(Dataset items)
####################
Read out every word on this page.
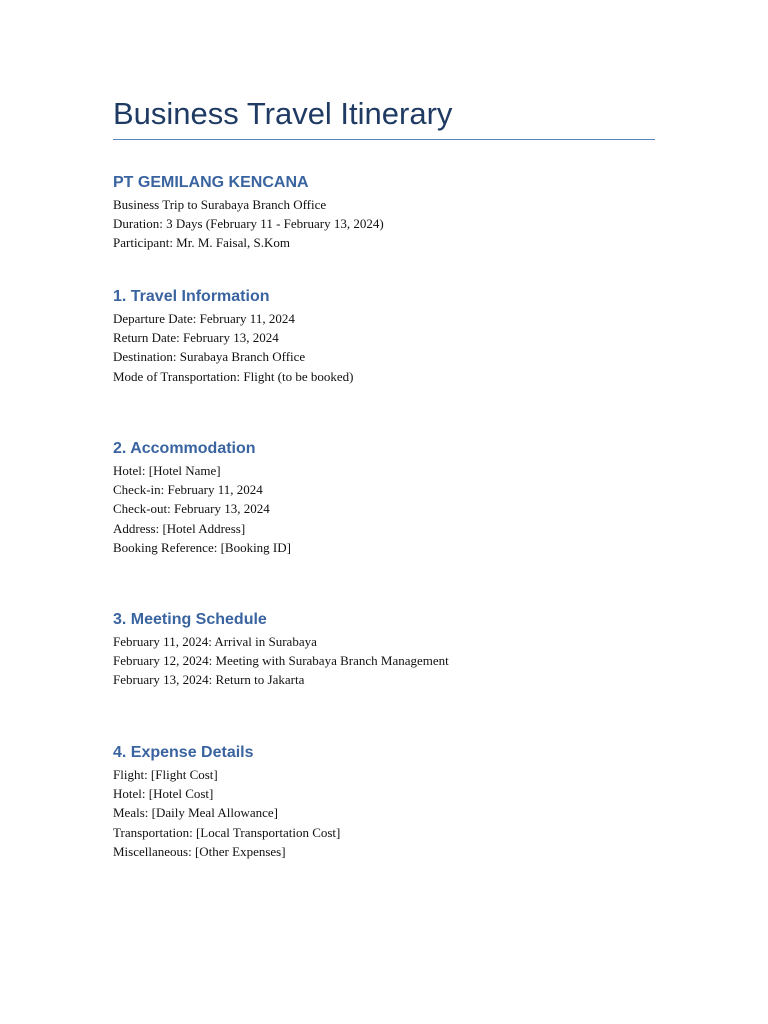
Business Travel Itinerary
PT GEMILANG KENCANA
Business Trip to Surabaya Branch Office
Duration: 3 Days (February 11 - February 13, 2024)
Participant: Mr. M. Faisal, S.Kom
1. Travel Information
Departure Date: February 11, 2024
Return Date: February 13, 2024
Destination: Surabaya Branch Office
Mode of Transportation: Flight (to be booked)
2. Accommodation
Hotel: [Hotel Name]
Check-in: February 11, 2024
Check-out: February 13, 2024
Address: [Hotel Address]
Booking Reference: [Booking ID]
3. Meeting Schedule
February 11, 2024: Arrival in Surabaya
February 12, 2024: Meeting with Surabaya Branch Management
February 13, 2024: Return to Jakarta
4. Expense Details
Flight: [Flight Cost]
Hotel: [Hotel Cost]
Meals: [Daily Meal Allowance]
Transportation: [Local Transportation Cost]
Miscellaneous: [Other Expenses]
####################
> [Required work]: Copy every entry word for word, but omit the pictures.

> [Written solution]:
Read out every word on this page.
Business Travel Itinerary
PT GEMILANG KENCANA
Business Trip to Surabaya Branch Office
Duration: 3 Days (February 11 - February 13, 2024)
Participant: Mr. M. Faisal, S.Kom
1. Travel Information
Departure Date: February 11, 2024
Return Date: February 13, 2024
Destination: Surabaya Branch Office
Mode of Transportation: Flight (to be booked)
2. Accommodation
Hotel: [Hotel Name]
Check-in: February 11, 2024
Check-out: February 13, 2024
Address: [Hotel Address]
Booking Reference: [Booking ID]
3. Meeting Schedule
February 11, 2024: Arrival in Surabaya
February 12, 2024: Meeting with Surabaya Branch Management
February 13, 2024: Return to Jakarta
4. Expense Details
Flight: [Flight Cost]
Hotel: [Hotel Cost]
Meals: [Daily Meal Allowance]
Transportation: [Local Transportation Cost]
Miscellaneous: [Other Expenses]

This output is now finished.